* _DIRECTIONS FOR THIS TASK_: Every line of the material is to be repeated exactly as it stands.

* _DATA LISTING_:
━━━━━━━━
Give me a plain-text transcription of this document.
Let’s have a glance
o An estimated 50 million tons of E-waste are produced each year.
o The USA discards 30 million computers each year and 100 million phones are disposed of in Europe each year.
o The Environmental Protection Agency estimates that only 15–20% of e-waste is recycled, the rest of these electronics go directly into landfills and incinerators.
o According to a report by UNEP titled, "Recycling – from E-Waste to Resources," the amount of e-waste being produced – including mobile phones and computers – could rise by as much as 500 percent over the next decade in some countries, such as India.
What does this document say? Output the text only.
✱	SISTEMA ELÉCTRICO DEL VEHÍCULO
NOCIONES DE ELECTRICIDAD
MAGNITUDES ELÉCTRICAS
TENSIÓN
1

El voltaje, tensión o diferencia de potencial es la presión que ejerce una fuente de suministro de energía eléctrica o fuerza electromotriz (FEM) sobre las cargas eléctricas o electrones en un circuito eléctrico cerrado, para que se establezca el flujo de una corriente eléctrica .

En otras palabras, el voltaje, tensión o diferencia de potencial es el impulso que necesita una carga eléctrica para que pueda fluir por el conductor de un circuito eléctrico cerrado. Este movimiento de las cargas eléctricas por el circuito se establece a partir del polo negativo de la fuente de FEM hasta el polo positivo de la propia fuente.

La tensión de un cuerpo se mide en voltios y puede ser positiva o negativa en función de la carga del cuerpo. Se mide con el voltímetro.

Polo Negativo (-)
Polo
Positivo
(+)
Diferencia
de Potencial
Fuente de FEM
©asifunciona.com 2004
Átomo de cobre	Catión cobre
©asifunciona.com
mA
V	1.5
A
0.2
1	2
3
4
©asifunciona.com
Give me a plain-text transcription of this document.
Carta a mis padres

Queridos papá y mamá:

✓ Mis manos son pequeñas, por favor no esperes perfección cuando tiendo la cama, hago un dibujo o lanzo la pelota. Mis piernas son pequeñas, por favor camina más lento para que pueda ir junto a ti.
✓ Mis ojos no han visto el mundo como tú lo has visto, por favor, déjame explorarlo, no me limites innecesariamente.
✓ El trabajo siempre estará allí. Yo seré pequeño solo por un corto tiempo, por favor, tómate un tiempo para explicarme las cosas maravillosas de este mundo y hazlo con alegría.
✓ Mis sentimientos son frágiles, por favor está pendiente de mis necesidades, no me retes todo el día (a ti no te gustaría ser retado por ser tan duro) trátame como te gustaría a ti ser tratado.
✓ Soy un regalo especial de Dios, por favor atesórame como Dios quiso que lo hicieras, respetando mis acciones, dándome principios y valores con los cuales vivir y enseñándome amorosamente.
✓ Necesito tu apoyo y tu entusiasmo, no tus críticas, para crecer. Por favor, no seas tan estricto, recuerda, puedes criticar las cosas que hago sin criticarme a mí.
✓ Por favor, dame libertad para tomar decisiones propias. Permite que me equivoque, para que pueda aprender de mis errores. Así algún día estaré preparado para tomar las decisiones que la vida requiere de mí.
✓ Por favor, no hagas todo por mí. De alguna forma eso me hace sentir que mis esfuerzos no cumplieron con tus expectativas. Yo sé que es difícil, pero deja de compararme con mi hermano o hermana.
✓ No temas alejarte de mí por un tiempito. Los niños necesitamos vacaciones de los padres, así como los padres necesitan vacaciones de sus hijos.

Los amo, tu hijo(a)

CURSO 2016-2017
━━━━━━━━
* _EXPECTED ANSWER_:
Give me a plain-text transcription of this document.
Let’s have a glance
o An estimated 50 million tons of E-waste are produced each year.
o The USA discards 30 million computers each year and 100 million phones are disposed of in Europe each year.
o The Environmental Protection Agency estimates that only 15–20% of e-waste is recycled, the rest of these electronics go directly into landfills and incinerators.
o According to a report by UNEP titled, "Recycling – from E-Waste to Resources," the amount of e-waste being produced – including mobile phones and computers – could rise by as much as 500 percent over the next decade in some countries, such as India.
What does this document say? Output the text only.
✱	SISTEMA ELÉCTRICO DEL VEHÍCULO
NOCIONES DE ELECTRICIDAD
MAGNITUDES ELÉCTRICAS
TENSIÓN
1

El voltaje, tensión o diferencia de potencial es la presión que ejerce una fuente de suministro de energía eléctrica o fuerza electromotriz (FEM) sobre las cargas eléctricas o electrones en un circuito eléctrico cerrado, para que se establezca el flujo de una corriente eléctrica .

En otras palabras, el voltaje, tensión o diferencia de potencial es el impulso que necesita una carga eléctrica para que pueda fluir por el conductor de un circuito eléctrico cerrado. Este movimiento de las cargas eléctricas por el circuito se establece a partir del polo negativo de la fuente de FEM hasta el polo positivo de la propia fuente.

La tensión de un cuerpo se mide en voltios y puede ser positiva o negativa en función de la carga del cuerpo. Se mide con el voltímetro.

Polo Negativo (-)
Polo
Positivo
(+)
Diferencia
de Potencial
Fuente de FEM
©asifunciona.com 2004
Átomo de cobre	Catión cobre
©asifunciona.com
mA
V	1.5
A
0.2
1	2
3
4
©asifunciona.com
Give me a plain-text transcription of this document.
Carta a mis padres

Queridos papá y mamá:

✓ Mis manos son pequeñas, por favor no esperes perfección cuando tiendo la cama, hago un dibujo o lanzo la pelota. Mis piernas son pequeñas, por favor camina más lento para que pueda ir junto a ti.
✓ Mis ojos no han visto el mundo como tú lo has visto, por favor, déjame explorarlo, no me limites innecesariamente.
✓ El trabajo siempre estará allí. Yo seré pequeño solo por un corto tiempo, por favor, tómate un tiempo para explicarme las cosas maravillosas de este mundo y hazlo con alegría.
✓ Mis sentimientos son frágiles, por favor está pendiente de mis necesidades, no me retes todo el día (a ti no te gustaría ser retado por ser tan duro) trátame como te gustaría a ti ser tratado.
✓ Soy un regalo especial de Dios, por favor atesórame como Dios quiso que lo hicieras, respetando mis acciones, dándome principios y valores con los cuales vivir y enseñándome amorosamente.
✓ Necesito tu apoyo y tu entusiasmo, no tus críticas, para crecer. Por favor, no seas tan estricto, recuerda, puedes criticar las cosas que hago sin criticarme a mí.
✓ Por favor, dame libertad para tomar decisiones propias. Permite que me equivoque, para que pueda aprender de mis errores. Así algún día estaré preparado para tomar las decisiones que la vida requiere de mí.
✓ Por favor, no hagas todo por mí. De alguna forma eso me hace sentir que mis esfuerzos no cumplieron con tus expectativas. Yo sé que es difícil, pero deja de compararme con mi hermano o hermana.
✓ No temas alejarte de mí por un tiempito. Los niños necesitamos vacaciones de los padres, así como los padres necesitan vacaciones de sus hijos.

Los amo, tu hijo(a)

CURSO 2016-2017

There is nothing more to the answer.